*Instructions to follow:*
Collect all lines from the records below that include the word "凸透镜成像的规律和物态变化的应用".

*Data provided:*

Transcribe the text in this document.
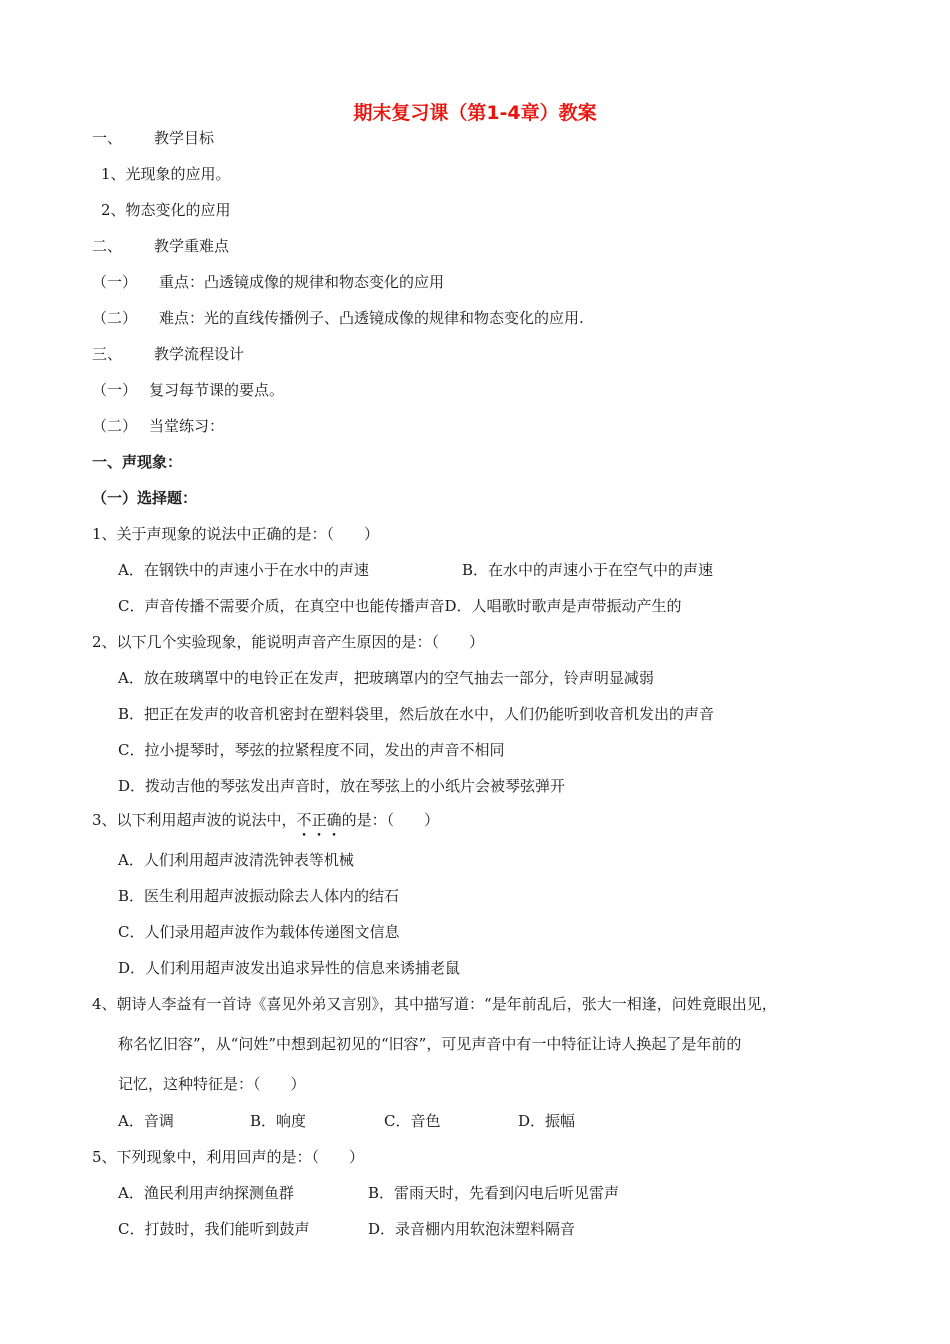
期末复习课（第1-4章）教案
一、 教学目标
1、光现象的应用。
2、物态变化的应用
二、 教学重难点
（一） 重点：凸透镜成像的规律和物态变化的应用
（二） 难点：光的直线传播例子、凸透镜成像的规律和物态变化的应用.
三、 教学流程设计
（一） 复习每节课的要点。
（二） 当堂练习：
一、声现象：
（一）选择题：
1、关于声现象的说法中正确的是：（　　）
A．在钢铁中的声速小于在水中的声速	B．在水中的声速小于在空气中的声速
C．声音传播不需要介质，在真空中也能传播声音D．人唱歌时歌声是声带振动产生的
2、以下几个实验现象，能说明声音产生原因的是：（　　）
A．放在玻璃罩中的电铃正在发声，把玻璃罩内的空气抽去一部分，铃声明显减弱
B．把正在发声的收音机密封在塑料袋里，然后放在水中，人们仍能听到收音机发出的声音
C．拉小提琴时，琴弦的拉紧程度不同，发出的声音不相同
D．拨动吉他的琴弦发出声音时，放在琴弦上的小纸片会被琴弦弹开
3、以下利用超声波的说法中，不正确的是：（　　）
A．人们利用超声波清洗钟表等机械
B．医生利用超声波振动除去人体内的结石
C．人们录用超声波作为载体传递图文信息
D．人们利用超声波发出追求异性的信息来诱捕老鼠
4、朝诗人李益有一首诗《喜见外弟又言别》，其中描写道：“是年前乱后，张大一相逢，问姓竟眼出见，
称名忆旧容”，从“问姓”中想到起初见的“旧容”，可见声音中有一中特征让诗人换起了是年前的
记忆，这种特征是：（　　）
A．音调	B．响度	C．音色	D．振幅
5、下列现象中，利用回声的是：（　　）
A．渔民利用声纳探测鱼群	B．雷雨天时，先看到闪电后听见雷声
C．打鼓时，我们能听到鼓声	D．录音棚内用软泡沫塑料隔音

*Answer:*
（一） 重点：凸透镜成像的规律和物态变化的应用
（二） 难点：光的直线传播例子、凸透镜成像的规律和物态变化的应用.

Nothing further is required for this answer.